> **Work required**:
Take every line from the listing below that includes "label" and copy it.

[Rows from a dataset]
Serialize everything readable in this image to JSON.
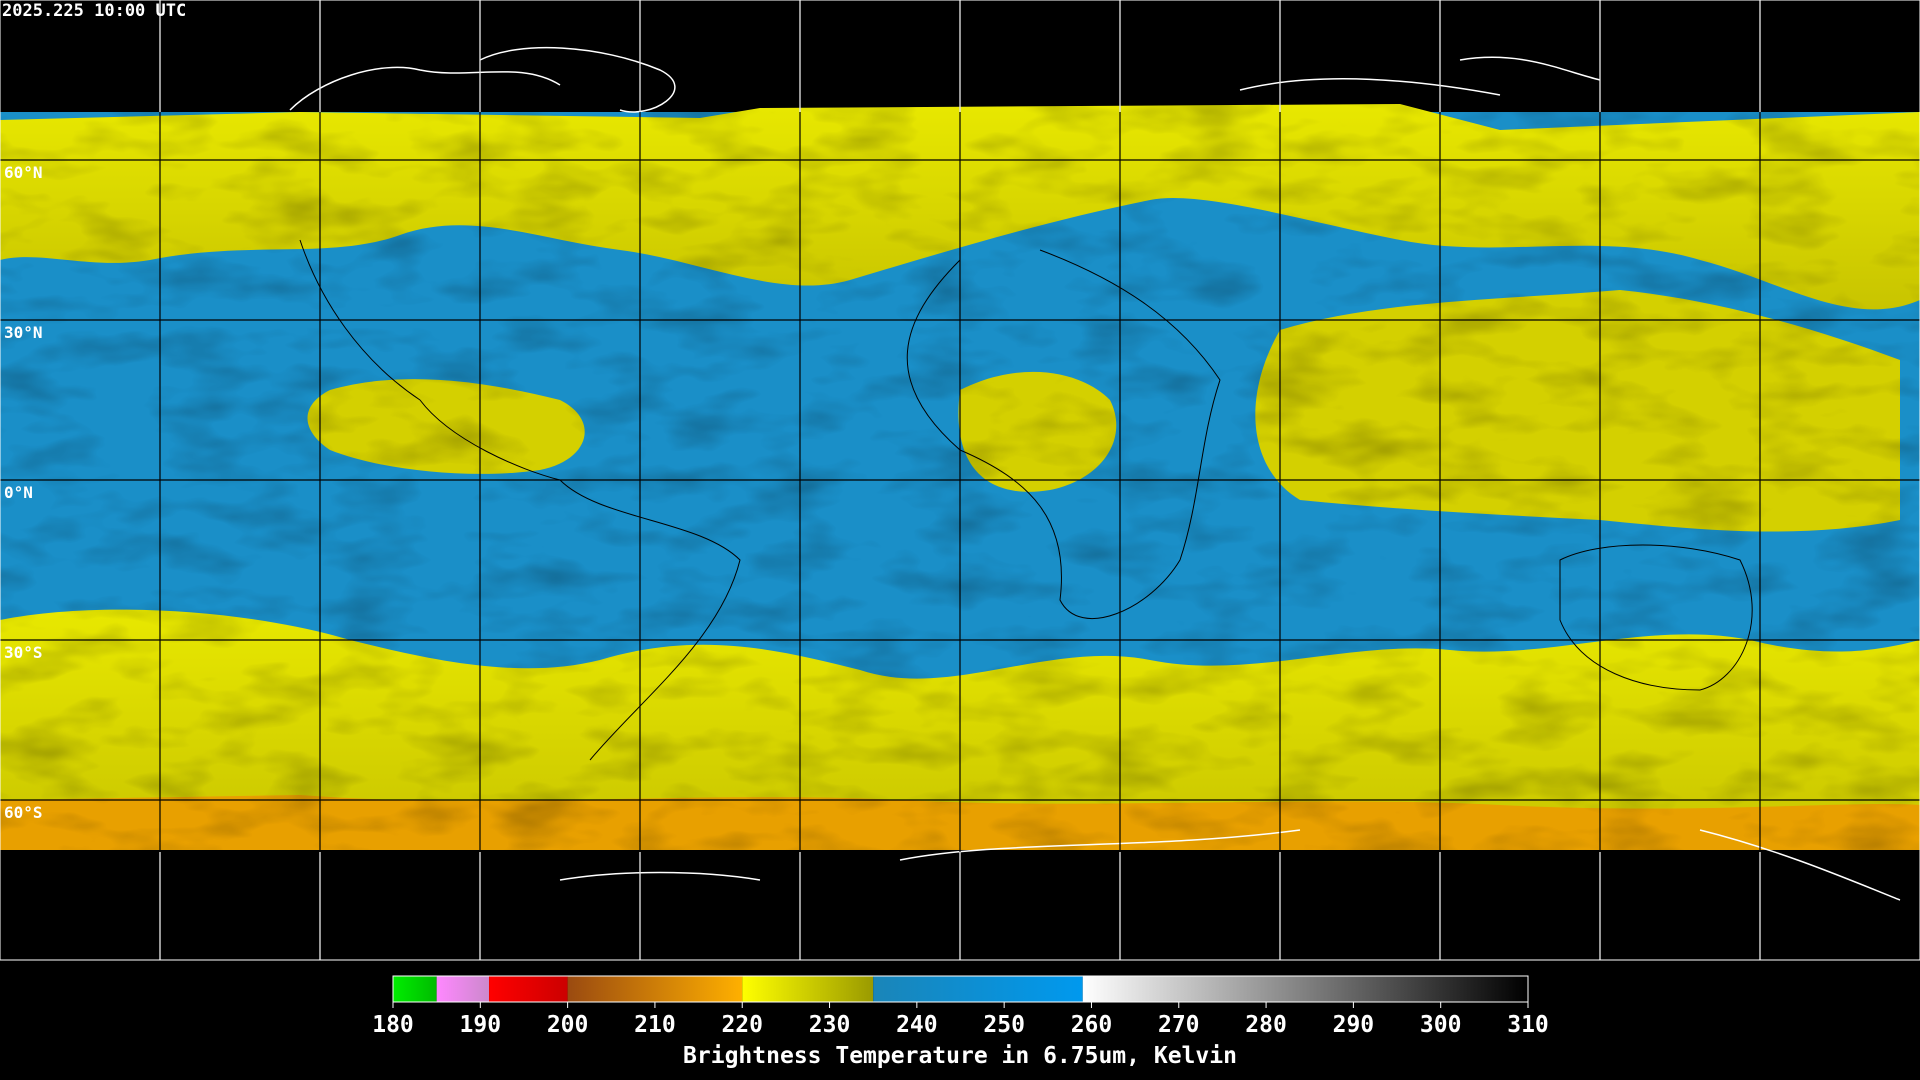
{
  "header": {
    "timestamp": "2025.225 10:00 UTC"
  },
  "map": {
    "latitude_ticks": [
      {
        "value": 60,
        "label": "60°N"
      },
      {
        "value": 30,
        "label": "30°N"
      },
      {
        "value": 0,
        "label": "0°N"
      },
      {
        "value": -30,
        "label": "30°S"
      },
      {
        "value": -60,
        "label": "60°S"
      }
    ]
  },
  "colorbar": {
    "title": "Brightness Temperature in 6.75um, Kelvin",
    "range": [
      180,
      310
    ],
    "ticks": [
      180,
      190,
      200,
      210,
      220,
      230,
      240,
      250,
      260,
      270,
      280,
      290,
      300,
      310
    ],
    "segments": [
      {
        "from": 180,
        "to": 185,
        "colors": [
          "#00ee00",
          "#00bb00"
        ]
      },
      {
        "from": 185,
        "to": 191,
        "colors": [
          "#ff88ff",
          "#cc88cc"
        ]
      },
      {
        "from": 191,
        "to": 200,
        "colors": [
          "#ff0000",
          "#cc0000"
        ]
      },
      {
        "from": 200,
        "to": 220,
        "colors": [
          "#9a4a10",
          "#ffb000"
        ]
      },
      {
        "from": 220,
        "to": 235,
        "colors": [
          "#ffff00",
          "#9a9a00"
        ]
      },
      {
        "from": 235,
        "to": 259,
        "colors": [
          "#1a85b8",
          "#0099ee"
        ]
      },
      {
        "from": 259,
        "to": 310,
        "colors": [
          "#ffffff",
          "#000000"
        ]
      }
    ]
  }
}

> **Correct response**:
        "label": "60°N"
        "label": "30°N"
        "label": "0°N"
        "label": "30°S"
        "label": "60°S"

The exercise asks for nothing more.